Look through the records that follow. Copy every line containing the word "didn".

----- Extracted data

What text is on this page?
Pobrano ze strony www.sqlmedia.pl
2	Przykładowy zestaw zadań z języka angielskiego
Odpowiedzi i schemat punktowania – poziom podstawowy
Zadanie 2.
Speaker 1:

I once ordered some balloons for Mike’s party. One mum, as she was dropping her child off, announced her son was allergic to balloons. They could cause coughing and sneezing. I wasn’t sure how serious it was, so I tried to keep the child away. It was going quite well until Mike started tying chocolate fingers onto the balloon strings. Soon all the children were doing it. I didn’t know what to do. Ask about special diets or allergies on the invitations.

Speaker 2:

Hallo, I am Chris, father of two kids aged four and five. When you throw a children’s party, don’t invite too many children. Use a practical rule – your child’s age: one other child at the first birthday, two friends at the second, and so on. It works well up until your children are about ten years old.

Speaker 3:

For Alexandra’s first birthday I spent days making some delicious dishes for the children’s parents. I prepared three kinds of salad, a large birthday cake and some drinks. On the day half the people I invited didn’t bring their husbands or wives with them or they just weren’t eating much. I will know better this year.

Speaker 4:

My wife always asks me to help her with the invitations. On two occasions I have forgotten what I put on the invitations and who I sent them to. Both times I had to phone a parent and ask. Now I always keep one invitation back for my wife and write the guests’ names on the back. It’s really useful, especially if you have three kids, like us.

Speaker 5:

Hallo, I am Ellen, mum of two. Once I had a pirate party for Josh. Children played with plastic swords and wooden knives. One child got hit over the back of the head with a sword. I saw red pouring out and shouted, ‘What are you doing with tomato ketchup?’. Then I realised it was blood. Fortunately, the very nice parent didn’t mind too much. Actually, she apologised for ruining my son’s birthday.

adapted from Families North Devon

----------

▶ [Exercise solution]:
I once ordered some balloons for Mike’s party. One mum, as she was dropping her child off, announced her son was allergic to balloons. They could cause coughing and sneezing. I wasn’t sure how serious it was, so I tried to keep the child away. It was going quite well until Mike started tying chocolate fingers onto the balloon strings. Soon all the children were doing it. I didn’t know what to do. Ask about special diets or allergies on the invitations.
For Alexandra’s first birthday I spent days making some delicious dishes for the children’s parents. I prepared three kinds of salad, a large birthday cake and some drinks. On the day half the people I invited didn’t bring their husbands or wives with them or they just weren’t eating much. I will know better this year.
Hallo, I am Ellen, mum of two. Once I had a pirate party for Josh. Children played with plastic swords and wooden knives. One child got hit over the back of the head with a sword. I saw red pouring out and shouted, ‘What are you doing with tomato ketchup?’. Then I realised it was blood. Fortunately, the very nice parent didn’t mind too much. Actually, she apologised for ruining my son’s birthday.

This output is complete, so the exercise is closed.